> _What the exercise asks_:
Copy all of the records below verbatim.

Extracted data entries
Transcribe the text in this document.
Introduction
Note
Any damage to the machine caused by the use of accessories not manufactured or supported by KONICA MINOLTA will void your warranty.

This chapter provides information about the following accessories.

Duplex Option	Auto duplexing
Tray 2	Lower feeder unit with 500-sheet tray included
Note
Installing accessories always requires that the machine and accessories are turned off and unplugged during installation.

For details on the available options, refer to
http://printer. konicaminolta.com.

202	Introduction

> _Exercise response_:
Transcribe the text in this document.
Introduction
Note
Any damage to the machine caused by the use of accessories not manufactured or supported by KONICA MINOLTA will void your warranty.

This chapter provides information about the following accessories.

Duplex Option	Auto duplexing
Tray 2	Lower feeder unit with 500-sheet tray included
Note
Installing accessories always requires that the machine and accessories are turned off and unplugged during installation.

For details on the available options, refer to
http://printer. konicaminolta.com.

202	Introduction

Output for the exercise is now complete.